▶ **TASK MATERIAL**
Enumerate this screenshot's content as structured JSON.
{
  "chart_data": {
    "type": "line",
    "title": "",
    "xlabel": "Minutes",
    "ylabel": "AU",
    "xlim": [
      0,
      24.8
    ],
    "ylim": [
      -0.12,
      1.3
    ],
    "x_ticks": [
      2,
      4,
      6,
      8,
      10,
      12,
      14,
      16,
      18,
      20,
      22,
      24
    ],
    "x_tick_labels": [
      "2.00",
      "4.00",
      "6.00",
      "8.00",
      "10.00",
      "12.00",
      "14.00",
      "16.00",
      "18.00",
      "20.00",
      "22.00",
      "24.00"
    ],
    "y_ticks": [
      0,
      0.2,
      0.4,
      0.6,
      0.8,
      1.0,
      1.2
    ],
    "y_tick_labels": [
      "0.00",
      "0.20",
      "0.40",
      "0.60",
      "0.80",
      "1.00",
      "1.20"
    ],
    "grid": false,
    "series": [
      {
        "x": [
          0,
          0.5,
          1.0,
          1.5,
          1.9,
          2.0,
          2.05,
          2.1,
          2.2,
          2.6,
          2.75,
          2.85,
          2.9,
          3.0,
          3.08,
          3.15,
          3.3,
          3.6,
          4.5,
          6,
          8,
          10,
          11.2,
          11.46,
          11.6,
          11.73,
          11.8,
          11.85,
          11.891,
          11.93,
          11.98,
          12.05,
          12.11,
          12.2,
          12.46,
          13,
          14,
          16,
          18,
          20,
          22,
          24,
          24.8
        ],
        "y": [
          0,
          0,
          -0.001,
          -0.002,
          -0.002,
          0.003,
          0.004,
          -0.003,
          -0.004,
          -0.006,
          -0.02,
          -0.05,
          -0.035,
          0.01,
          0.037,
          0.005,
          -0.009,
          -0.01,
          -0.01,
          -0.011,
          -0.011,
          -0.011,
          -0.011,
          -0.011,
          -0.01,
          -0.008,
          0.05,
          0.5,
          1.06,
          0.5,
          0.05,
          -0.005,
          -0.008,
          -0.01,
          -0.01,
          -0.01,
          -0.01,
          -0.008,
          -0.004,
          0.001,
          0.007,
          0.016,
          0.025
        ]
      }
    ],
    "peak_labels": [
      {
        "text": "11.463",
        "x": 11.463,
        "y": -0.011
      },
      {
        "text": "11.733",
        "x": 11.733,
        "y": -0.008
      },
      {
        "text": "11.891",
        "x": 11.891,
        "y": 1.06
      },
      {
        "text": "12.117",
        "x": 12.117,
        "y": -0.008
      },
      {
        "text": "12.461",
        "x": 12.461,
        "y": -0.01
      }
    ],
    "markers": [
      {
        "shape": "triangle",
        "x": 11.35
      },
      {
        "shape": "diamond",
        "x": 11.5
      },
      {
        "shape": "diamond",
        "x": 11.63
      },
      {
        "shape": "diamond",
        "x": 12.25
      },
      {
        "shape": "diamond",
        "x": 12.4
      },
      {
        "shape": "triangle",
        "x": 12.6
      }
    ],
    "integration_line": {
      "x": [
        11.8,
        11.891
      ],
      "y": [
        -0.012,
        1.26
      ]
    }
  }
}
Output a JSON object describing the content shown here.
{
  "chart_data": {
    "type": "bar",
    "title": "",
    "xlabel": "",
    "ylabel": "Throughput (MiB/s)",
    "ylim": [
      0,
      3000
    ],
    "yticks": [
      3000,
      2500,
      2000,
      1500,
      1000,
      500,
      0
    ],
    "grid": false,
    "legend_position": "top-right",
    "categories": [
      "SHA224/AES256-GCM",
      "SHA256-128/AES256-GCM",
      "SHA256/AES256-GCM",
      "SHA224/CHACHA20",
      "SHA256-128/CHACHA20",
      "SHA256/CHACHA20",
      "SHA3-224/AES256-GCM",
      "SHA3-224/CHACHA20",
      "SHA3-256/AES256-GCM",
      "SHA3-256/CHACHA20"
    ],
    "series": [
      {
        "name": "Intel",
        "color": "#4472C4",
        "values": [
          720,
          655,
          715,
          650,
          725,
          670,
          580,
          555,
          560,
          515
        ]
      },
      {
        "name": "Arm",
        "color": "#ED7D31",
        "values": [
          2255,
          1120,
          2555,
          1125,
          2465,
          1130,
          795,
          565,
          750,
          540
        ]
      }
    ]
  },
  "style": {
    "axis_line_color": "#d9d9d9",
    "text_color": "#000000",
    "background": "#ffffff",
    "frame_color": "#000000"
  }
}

▶ **TASK DIRECTIONS**
All records above must be set down exactly, please.

▶ **RESPONSE**
Enumerate this screenshot's content as structured JSON.
{
  "chart_data": {
    "type": "line",
    "title": "",
    "xlabel": "Minutes",
    "ylabel": "AU",
    "xlim": [
      0,
      24.8
    ],
    "ylim": [
      -0.12,
      1.3
    ],
    "x_ticks": [
      2,
      4,
      6,
      8,
      10,
      12,
      14,
      16,
      18,
      20,
      22,
      24
    ],
    "x_tick_labels": [
      "2.00",
      "4.00",
      "6.00",
      "8.00",
      "10.00",
      "12.00",
      "14.00",
      "16.00",
      "18.00",
      "20.00",
      "22.00",
      "24.00"
    ],
    "y_ticks": [
      0,
      0.2,
      0.4,
      0.6,
      0.8,
      1.0,
      1.2
    ],
    "y_tick_labels": [
      "0.00",
      "0.20",
      "0.40",
      "0.60",
      "0.80",
      "1.00",
      "1.20"
    ],
    "grid": false,
    "series": [
      {
        "x": [
          0,
          0.5,
          1.0,
          1.5,
          1.9,
          2.0,
          2.05,
          2.1,
          2.2,
          2.6,
          2.75,
          2.85,
          2.9,
          3.0,
          3.08,
          3.15,
          3.3,
          3.6,
          4.5,
          6,
          8,
          10,
          11.2,
          11.46,
          11.6,
          11.73,
          11.8,
          11.85,
          11.891,
          11.93,
          11.98,
          12.05,
          12.11,
          12.2,
          12.46,
          13,
          14,
          16,
          18,
          20,
          22,
          24,
          24.8
        ],
        "y": [
          0,
          0,
          -0.001,
          -0.002,
          -0.002,
          0.003,
          0.004,
          -0.003,
          -0.004,
          -0.006,
          -0.02,
          -0.05,
          -0.035,
          0.01,
          0.037,
          0.005,
          -0.009,
          -0.01,
          -0.01,
          -0.011,
          -0.011,
          -0.011,
          -0.011,
          -0.011,
          -0.01,
          -0.008,
          0.05,
          0.5,
          1.06,
          0.5,
          0.05,
          -0.005,
          -0.008,
          -0.01,
          -0.01,
          -0.01,
          -0.01,
          -0.008,
          -0.004,
          0.001,
          0.007,
          0.016,
          0.025
        ]
      }
    ],
    "peak_labels": [
      {
        "text": "11.463",
        "x": 11.463,
        "y": -0.011
      },
      {
        "text": "11.733",
        "x": 11.733,
        "y": -0.008
      },
      {
        "text": "11.891",
        "x": 11.891,
        "y": 1.06
      },
      {
        "text": "12.117",
        "x": 12.117,
        "y": -0.008
      },
      {
        "text": "12.461",
        "x": 12.461,
        "y": -0.01
      }
    ],
    "markers": [
      {
        "shape": "triangle",
        "x": 11.35
      },
      {
        "shape": "diamond",
        "x": 11.5
      },
      {
        "shape": "diamond",
        "x": 11.63
      },
      {
        "shape": "diamond",
        "x": 12.25
      },
      {
        "shape": "diamond",
        "x": 12.4
      },
      {
        "shape": "triangle",
        "x": 12.6
      }
    ],
    "integration_line": {
      "x": [
        11.8,
        11.891
      ],
      "y": [
        -0.012,
        1.26
      ]
    }
  }
}
Output a JSON object describing the content shown here.
{
  "chart_data": {
    "type": "bar",
    "title": "",
    "xlabel": "",
    "ylabel": "Throughput (MiB/s)",
    "ylim": [
      0,
      3000
    ],
    "yticks": [
      3000,
      2500,
      2000,
      1500,
      1000,
      500,
      0
    ],
    "grid": false,
    "legend_position": "top-right",
    "categories": [
      "SHA224/AES256-GCM",
      "SHA256-128/AES256-GCM",
      "SHA256/AES256-GCM",
      "SHA224/CHACHA20",
      "SHA256-128/CHACHA20",
      "SHA256/CHACHA20",
      "SHA3-224/AES256-GCM",
      "SHA3-224/CHACHA20",
      "SHA3-256/AES256-GCM",
      "SHA3-256/CHACHA20"
    ],
    "series": [
      {
        "name": "Intel",
        "color": "#4472C4",
        "values": [
          720,
          655,
          715,
          650,
          725,
          670,
          580,
          555,
          560,
          515
        ]
      },
      {
        "name": "Arm",
        "color": "#ED7D31",
        "values": [
          2255,
          1120,
          2555,
          1125,
          2465,
          1130,
          795,
          565,
          750,
          540
        ]
      }
    ]
  },
  "style": {
    "axis_line_color": "#d9d9d9",
    "text_color": "#000000",
    "background": "#ffffff",
    "frame_color": "#000000"
  }
}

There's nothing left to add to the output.